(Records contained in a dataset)
- - - -

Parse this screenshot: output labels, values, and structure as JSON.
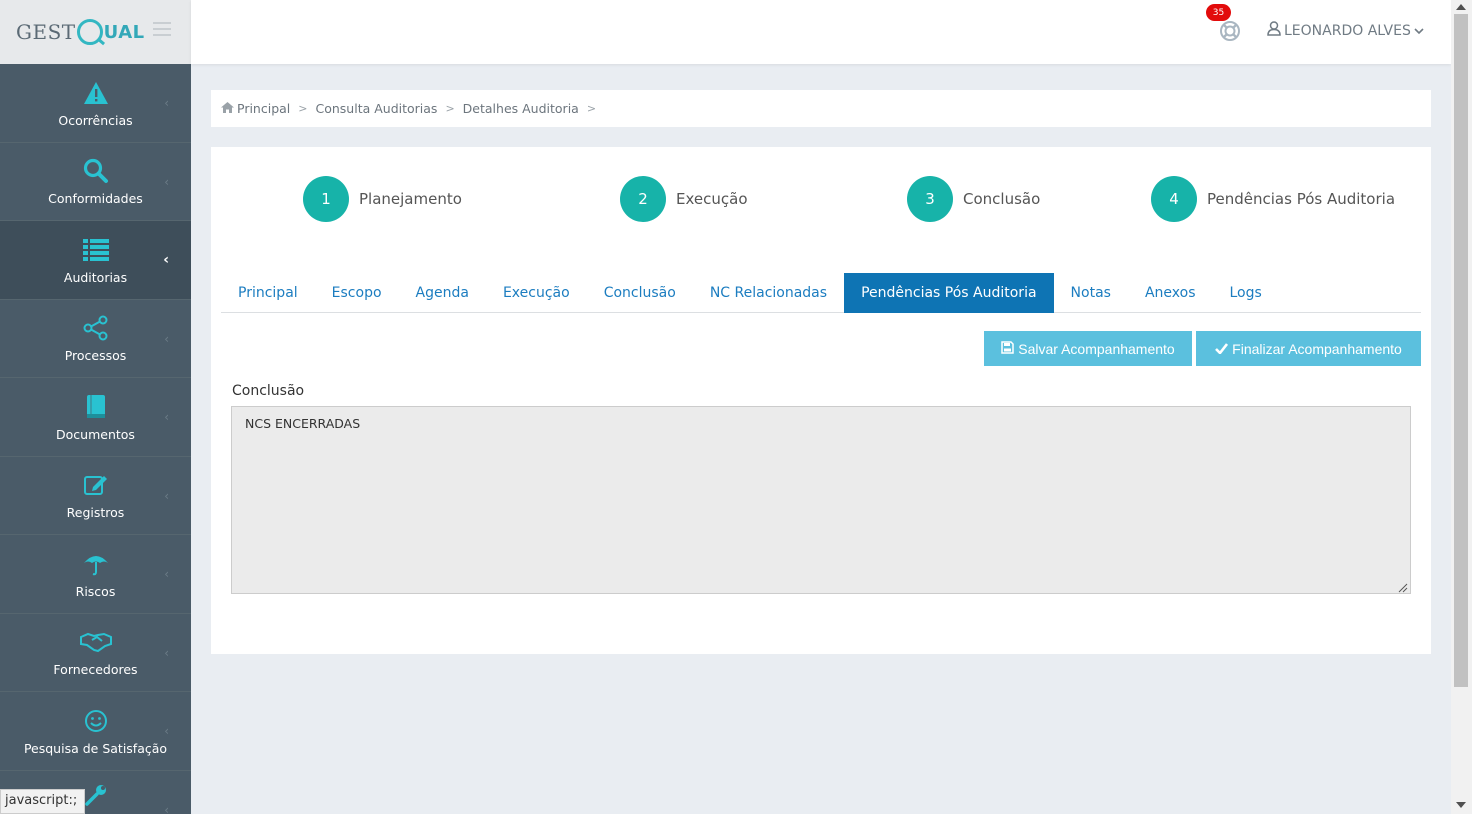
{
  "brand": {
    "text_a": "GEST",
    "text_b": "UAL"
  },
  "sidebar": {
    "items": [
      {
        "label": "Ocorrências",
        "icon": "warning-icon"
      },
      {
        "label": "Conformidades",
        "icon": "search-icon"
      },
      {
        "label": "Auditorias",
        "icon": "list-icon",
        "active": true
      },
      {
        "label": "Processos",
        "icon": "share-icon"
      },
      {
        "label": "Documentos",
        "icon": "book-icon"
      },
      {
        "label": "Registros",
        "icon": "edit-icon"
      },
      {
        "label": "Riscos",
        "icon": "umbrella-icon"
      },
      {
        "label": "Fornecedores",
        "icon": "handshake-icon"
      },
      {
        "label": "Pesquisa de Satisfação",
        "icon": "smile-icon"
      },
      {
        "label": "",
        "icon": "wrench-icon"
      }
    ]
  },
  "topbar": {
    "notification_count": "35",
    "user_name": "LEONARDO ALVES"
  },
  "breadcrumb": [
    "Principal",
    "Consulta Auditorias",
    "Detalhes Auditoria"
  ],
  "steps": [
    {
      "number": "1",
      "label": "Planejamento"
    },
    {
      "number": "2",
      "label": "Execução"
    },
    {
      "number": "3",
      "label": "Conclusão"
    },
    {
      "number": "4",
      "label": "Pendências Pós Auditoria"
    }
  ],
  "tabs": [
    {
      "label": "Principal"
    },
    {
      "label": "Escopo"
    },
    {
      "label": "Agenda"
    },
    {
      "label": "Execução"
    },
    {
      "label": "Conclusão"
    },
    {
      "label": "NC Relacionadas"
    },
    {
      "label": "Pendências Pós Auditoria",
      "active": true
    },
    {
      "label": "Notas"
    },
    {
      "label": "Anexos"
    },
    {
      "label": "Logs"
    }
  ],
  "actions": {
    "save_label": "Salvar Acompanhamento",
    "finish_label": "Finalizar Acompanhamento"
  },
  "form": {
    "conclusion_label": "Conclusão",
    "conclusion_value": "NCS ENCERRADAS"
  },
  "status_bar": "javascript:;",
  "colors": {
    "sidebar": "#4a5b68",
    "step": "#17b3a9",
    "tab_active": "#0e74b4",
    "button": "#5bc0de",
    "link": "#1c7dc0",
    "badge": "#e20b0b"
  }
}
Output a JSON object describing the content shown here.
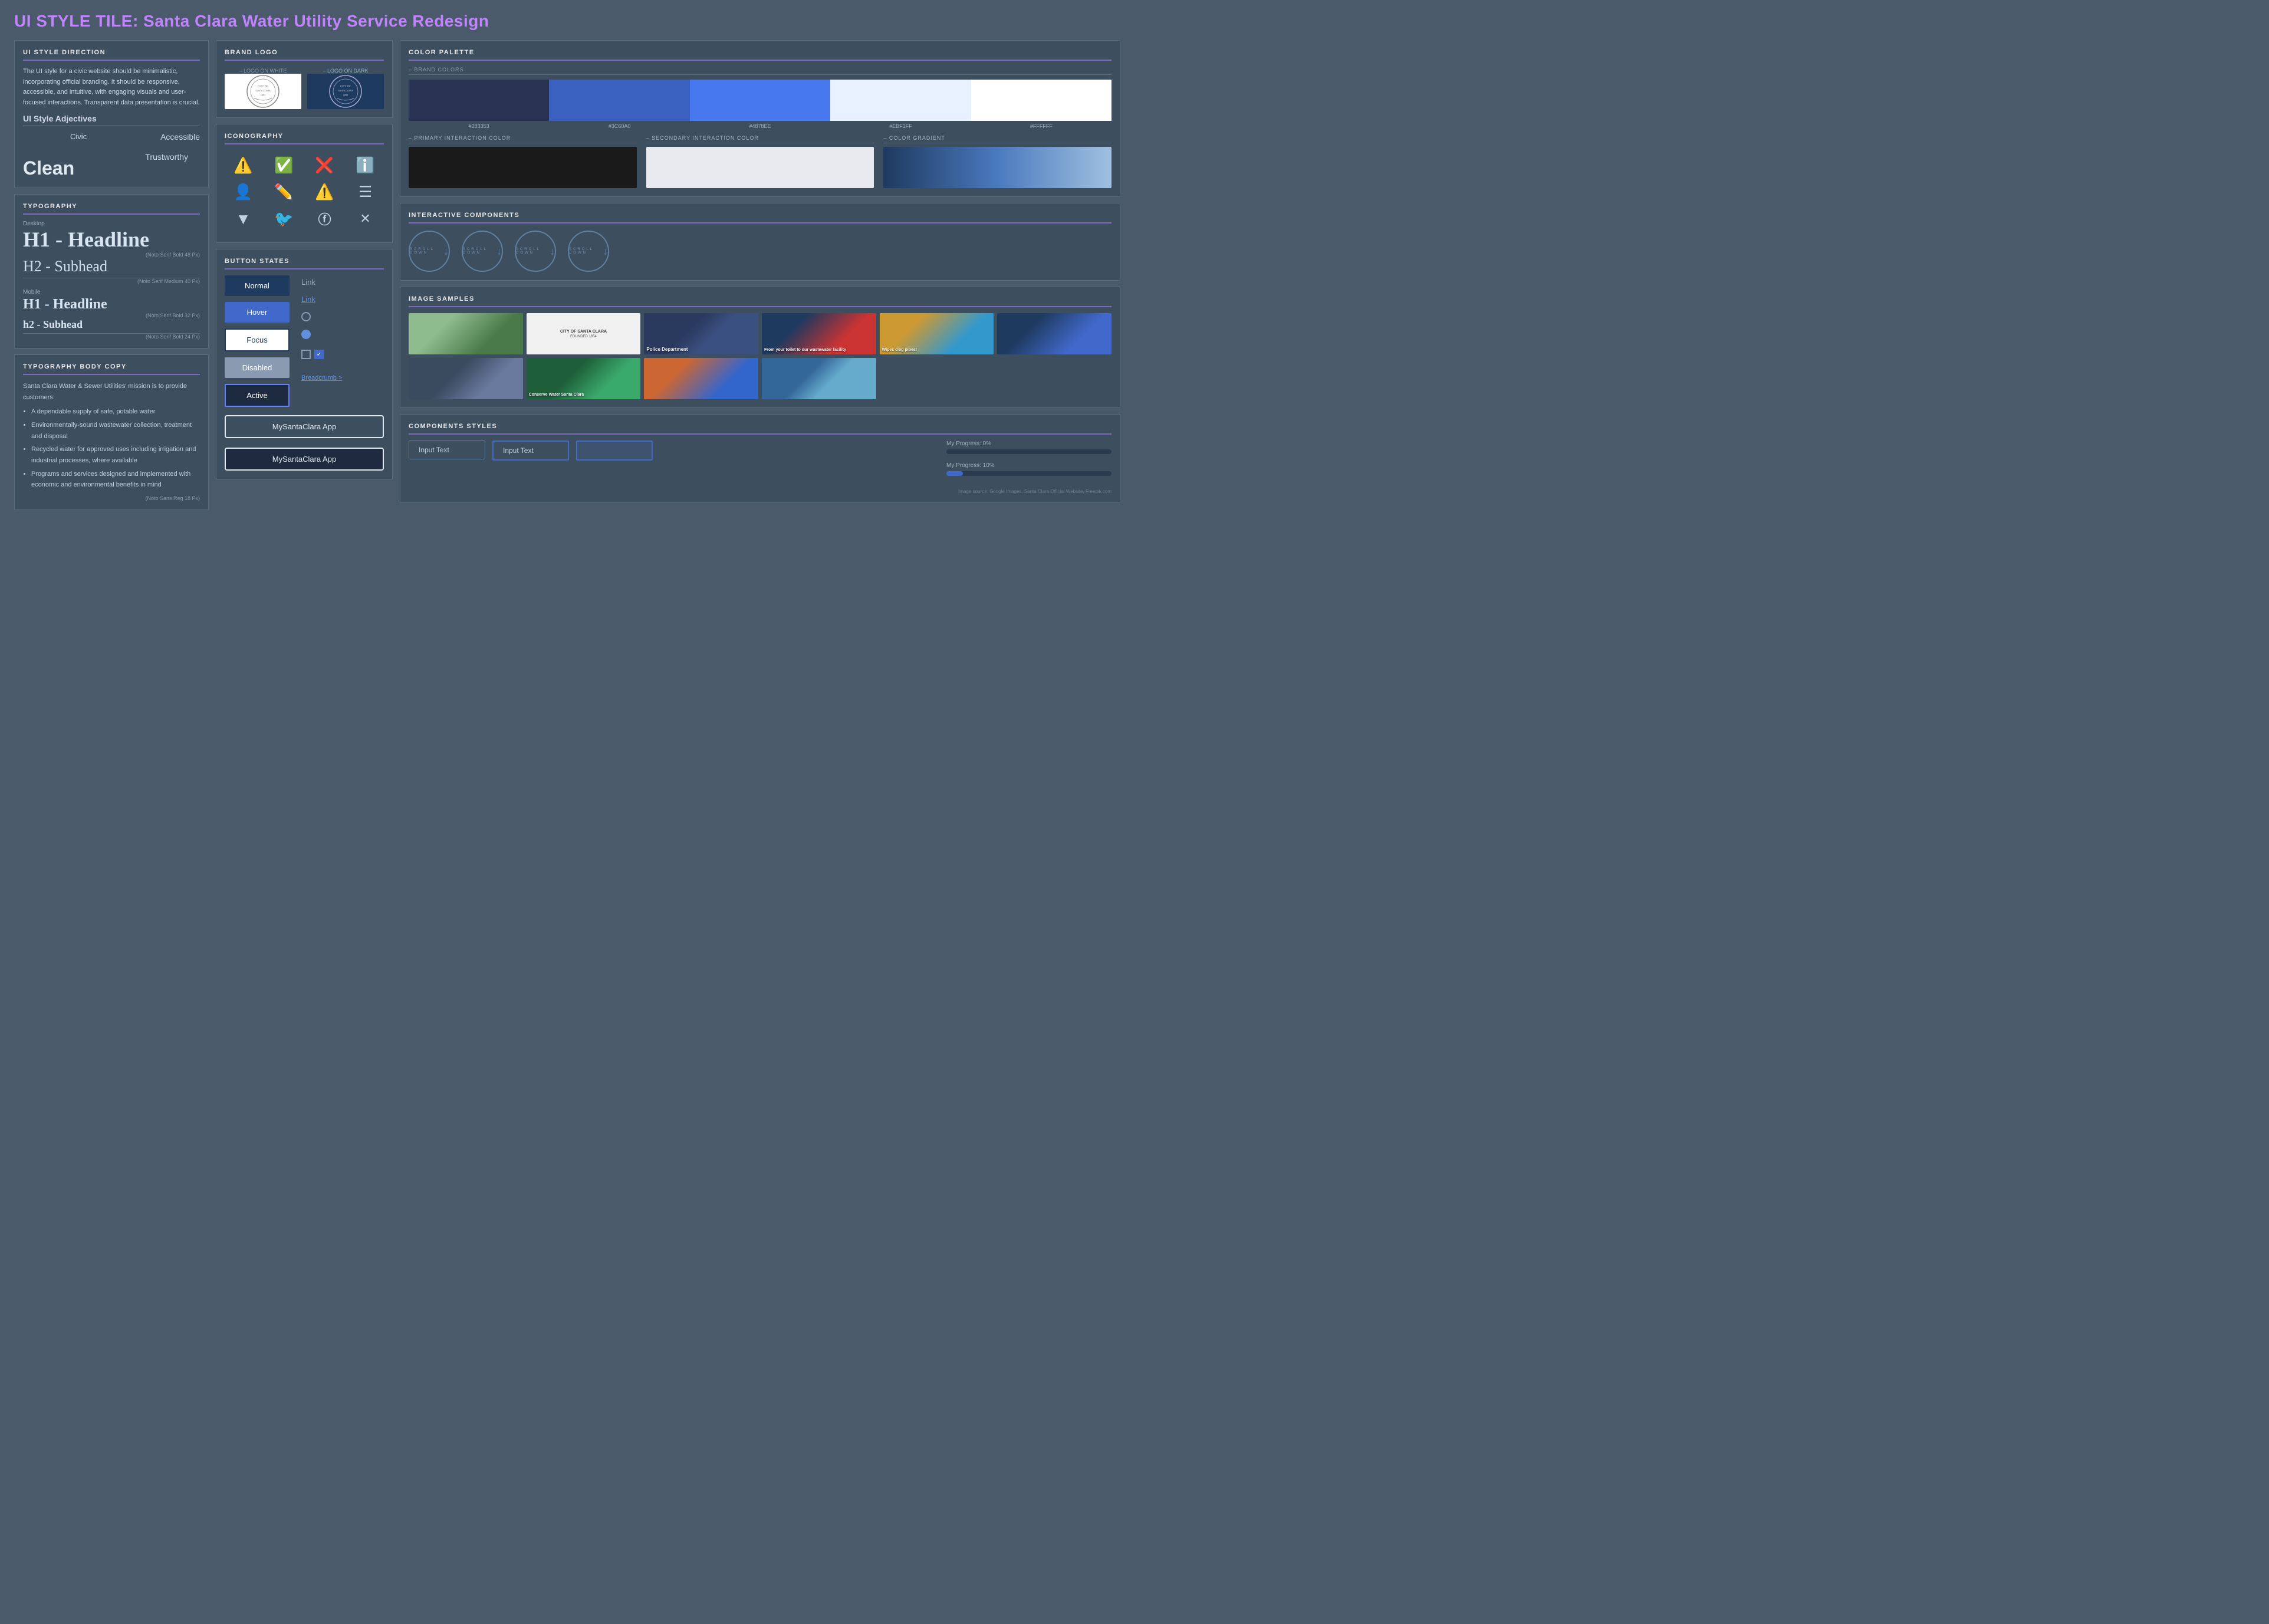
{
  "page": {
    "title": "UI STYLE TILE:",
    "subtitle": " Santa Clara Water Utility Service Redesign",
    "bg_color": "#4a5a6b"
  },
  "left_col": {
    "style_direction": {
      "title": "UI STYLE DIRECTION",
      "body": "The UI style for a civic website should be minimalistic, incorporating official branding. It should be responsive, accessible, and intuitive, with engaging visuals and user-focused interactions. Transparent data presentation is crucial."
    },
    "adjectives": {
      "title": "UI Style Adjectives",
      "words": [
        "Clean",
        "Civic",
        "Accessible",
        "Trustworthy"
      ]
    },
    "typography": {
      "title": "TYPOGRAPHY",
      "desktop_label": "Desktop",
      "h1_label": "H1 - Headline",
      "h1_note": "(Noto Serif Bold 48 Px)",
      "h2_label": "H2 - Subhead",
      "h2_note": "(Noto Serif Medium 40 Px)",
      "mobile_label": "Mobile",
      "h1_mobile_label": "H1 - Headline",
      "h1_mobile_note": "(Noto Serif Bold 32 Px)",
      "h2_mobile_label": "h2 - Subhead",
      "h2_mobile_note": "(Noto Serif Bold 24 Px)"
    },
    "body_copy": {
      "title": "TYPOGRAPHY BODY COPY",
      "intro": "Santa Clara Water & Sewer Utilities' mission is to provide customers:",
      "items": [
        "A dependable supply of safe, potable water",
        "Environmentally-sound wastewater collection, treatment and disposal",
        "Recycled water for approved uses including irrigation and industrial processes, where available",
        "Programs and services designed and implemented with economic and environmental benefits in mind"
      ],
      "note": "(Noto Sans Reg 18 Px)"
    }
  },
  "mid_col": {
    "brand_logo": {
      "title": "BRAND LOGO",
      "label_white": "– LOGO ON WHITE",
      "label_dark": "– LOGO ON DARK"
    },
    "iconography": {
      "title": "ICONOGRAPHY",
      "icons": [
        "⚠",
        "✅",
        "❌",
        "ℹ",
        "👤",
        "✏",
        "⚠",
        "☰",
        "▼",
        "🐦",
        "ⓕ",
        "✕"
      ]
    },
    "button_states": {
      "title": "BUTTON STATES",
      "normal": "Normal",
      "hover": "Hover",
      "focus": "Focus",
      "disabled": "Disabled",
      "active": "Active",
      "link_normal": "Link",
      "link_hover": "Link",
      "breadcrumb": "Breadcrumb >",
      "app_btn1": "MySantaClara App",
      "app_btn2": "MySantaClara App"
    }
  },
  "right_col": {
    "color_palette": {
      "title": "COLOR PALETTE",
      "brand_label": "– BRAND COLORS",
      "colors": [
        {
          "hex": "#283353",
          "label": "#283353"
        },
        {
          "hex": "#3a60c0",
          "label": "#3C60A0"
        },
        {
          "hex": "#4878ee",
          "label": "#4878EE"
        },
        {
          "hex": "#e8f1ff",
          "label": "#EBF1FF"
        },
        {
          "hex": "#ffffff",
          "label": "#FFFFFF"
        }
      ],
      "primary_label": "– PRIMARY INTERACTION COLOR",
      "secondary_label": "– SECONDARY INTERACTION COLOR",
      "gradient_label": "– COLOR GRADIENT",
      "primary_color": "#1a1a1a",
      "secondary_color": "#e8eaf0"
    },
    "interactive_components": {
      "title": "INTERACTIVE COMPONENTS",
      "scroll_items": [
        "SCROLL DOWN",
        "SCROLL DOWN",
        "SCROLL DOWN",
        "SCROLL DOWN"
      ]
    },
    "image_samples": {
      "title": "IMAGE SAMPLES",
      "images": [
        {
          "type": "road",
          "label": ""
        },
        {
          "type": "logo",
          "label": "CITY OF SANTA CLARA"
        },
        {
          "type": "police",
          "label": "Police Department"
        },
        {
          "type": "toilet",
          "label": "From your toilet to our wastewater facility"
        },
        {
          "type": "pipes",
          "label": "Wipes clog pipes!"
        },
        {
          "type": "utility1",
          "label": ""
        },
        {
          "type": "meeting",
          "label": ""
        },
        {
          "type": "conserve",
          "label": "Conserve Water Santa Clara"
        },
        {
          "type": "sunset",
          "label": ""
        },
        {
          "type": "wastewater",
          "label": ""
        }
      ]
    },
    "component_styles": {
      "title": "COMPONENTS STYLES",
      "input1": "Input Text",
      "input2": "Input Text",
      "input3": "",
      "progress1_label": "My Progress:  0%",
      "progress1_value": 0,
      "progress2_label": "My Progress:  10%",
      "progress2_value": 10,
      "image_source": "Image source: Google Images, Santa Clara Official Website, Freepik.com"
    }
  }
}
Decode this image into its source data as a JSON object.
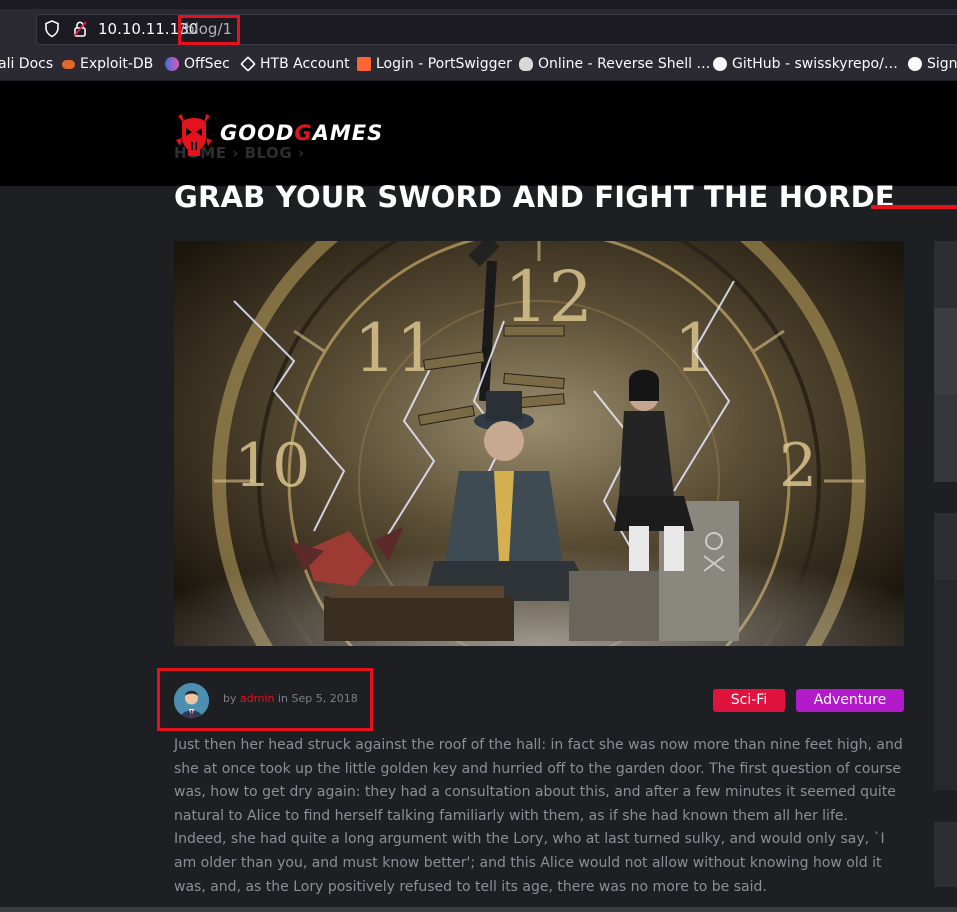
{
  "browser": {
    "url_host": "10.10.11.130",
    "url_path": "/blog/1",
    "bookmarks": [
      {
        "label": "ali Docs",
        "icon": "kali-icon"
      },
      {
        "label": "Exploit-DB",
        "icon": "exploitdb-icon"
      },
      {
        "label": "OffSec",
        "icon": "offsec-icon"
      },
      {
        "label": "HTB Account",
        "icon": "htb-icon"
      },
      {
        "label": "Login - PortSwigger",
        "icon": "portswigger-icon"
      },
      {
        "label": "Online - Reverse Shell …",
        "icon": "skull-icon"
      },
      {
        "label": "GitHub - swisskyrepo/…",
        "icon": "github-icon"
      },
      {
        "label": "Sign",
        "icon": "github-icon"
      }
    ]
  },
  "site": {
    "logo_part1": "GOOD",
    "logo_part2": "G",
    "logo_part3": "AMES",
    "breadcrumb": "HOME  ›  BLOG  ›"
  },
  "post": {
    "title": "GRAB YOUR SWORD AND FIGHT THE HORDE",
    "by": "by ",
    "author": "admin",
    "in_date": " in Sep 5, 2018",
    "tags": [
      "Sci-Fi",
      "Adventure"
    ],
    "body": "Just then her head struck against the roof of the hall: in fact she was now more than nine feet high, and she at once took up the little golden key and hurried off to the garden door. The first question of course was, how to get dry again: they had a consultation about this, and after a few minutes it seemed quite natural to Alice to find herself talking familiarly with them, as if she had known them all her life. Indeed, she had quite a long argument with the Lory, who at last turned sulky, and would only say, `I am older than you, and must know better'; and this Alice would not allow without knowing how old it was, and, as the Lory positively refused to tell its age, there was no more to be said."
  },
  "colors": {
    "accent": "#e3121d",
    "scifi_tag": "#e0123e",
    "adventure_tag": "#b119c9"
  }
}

- - - -

--- Task requirements ---
Go through the material and copy out every line with "wastewater" in it.

--- Result of this exercise ---
        "Environmentally-sound wastewater collection, treatment and disposal",
          "label": "From your toilet to our wastewater facility"
          "type": "wastewater",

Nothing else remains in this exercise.